(Saved entries)
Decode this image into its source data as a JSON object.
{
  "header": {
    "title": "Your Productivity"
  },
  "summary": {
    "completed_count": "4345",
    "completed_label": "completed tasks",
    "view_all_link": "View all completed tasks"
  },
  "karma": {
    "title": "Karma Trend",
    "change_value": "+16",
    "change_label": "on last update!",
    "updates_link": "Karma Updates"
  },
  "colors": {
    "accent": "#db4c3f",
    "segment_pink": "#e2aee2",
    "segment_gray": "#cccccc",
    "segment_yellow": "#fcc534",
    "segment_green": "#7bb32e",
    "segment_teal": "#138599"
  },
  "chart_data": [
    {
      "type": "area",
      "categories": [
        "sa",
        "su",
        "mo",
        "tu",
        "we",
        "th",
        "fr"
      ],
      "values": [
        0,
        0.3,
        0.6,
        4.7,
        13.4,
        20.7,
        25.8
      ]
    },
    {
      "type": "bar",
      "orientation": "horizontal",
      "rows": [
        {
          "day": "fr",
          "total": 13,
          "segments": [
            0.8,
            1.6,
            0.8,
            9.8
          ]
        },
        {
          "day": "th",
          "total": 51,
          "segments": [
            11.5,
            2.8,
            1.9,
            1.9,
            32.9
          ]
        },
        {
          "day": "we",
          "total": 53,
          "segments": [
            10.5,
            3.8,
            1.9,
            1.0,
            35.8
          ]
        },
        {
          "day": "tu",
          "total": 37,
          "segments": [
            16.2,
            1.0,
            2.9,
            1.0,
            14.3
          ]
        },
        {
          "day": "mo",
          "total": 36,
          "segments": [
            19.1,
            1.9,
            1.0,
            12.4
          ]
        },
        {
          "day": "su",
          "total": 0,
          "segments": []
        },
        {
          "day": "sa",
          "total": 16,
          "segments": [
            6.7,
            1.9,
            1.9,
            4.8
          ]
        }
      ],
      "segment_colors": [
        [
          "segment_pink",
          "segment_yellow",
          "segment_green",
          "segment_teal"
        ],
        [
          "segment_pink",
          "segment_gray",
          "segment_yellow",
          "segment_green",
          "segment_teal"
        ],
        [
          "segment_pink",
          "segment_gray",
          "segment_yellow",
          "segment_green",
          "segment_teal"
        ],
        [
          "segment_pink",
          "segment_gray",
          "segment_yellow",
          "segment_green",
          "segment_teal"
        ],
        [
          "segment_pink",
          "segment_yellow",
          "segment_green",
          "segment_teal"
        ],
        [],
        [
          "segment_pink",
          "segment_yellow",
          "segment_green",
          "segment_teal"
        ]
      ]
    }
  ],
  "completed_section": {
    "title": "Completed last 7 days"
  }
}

- **PROBLEM TO SOLVE**:
Identify all lines in the records above with the word "total".

- **FULL ANSWER**:
          "total": 13,
          "total": 51,
          "total": 53,
          "total": 37,
          "total": 36,
          "total": 0,
          "total": 16,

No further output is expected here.